**Prompt**
Copy each line below in which the string "Cellular" occurs.

**** Given information ****

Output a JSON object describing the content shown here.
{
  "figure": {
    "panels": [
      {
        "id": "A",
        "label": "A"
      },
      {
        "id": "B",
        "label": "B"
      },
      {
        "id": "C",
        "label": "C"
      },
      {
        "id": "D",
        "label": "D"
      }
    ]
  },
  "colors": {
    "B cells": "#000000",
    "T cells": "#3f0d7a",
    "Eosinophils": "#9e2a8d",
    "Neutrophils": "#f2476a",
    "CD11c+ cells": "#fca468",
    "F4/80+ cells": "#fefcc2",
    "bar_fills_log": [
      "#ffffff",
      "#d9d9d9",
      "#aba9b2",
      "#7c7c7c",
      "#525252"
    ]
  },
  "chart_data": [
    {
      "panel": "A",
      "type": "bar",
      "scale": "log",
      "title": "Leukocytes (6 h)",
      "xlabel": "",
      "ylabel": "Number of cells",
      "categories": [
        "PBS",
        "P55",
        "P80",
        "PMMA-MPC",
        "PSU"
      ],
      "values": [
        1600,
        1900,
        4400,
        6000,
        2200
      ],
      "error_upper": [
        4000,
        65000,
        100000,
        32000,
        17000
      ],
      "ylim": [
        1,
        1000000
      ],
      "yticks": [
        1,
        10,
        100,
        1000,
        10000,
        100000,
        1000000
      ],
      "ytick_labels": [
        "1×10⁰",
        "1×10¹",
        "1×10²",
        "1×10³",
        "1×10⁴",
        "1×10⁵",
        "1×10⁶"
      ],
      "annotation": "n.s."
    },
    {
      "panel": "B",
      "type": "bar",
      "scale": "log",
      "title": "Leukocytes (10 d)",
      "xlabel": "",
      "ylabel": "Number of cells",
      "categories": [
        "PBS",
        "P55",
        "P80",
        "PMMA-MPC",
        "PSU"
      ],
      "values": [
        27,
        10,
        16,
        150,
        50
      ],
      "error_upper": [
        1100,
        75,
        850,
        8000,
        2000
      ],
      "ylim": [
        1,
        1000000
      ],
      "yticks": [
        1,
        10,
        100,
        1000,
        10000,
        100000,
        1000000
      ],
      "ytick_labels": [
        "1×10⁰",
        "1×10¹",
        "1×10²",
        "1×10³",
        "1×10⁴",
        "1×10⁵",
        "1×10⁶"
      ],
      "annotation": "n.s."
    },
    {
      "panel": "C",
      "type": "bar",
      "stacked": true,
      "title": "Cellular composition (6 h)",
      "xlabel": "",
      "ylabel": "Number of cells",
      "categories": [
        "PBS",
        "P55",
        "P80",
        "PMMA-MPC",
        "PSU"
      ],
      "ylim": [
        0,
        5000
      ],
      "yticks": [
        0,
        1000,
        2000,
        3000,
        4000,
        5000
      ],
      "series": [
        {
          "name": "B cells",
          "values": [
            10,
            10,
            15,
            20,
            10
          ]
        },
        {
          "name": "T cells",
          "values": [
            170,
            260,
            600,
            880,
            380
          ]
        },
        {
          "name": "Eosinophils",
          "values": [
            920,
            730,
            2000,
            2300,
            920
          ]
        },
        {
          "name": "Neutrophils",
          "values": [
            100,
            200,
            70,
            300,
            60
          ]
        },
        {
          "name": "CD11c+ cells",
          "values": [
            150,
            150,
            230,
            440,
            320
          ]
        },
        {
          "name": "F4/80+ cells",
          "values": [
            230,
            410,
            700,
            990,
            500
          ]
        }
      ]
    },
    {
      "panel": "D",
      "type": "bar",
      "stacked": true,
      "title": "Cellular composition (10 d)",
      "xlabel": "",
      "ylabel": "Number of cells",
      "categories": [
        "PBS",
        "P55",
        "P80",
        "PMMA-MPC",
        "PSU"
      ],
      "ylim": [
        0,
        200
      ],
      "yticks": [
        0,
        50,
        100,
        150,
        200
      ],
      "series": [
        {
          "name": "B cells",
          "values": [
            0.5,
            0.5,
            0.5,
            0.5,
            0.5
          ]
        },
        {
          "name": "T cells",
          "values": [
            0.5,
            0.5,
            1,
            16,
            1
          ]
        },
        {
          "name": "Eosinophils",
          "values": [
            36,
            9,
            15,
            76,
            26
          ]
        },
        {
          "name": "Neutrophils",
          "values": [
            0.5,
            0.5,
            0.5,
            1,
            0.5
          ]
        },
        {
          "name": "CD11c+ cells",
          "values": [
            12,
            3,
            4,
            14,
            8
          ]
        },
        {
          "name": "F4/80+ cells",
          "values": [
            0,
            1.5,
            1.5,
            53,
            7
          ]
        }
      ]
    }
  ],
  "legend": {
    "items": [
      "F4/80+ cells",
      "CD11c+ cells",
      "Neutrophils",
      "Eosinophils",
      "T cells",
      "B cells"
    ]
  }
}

****

**Expected output**
      "title": "Cellular composition (6 h)",
      "title": "Cellular composition (10 d)",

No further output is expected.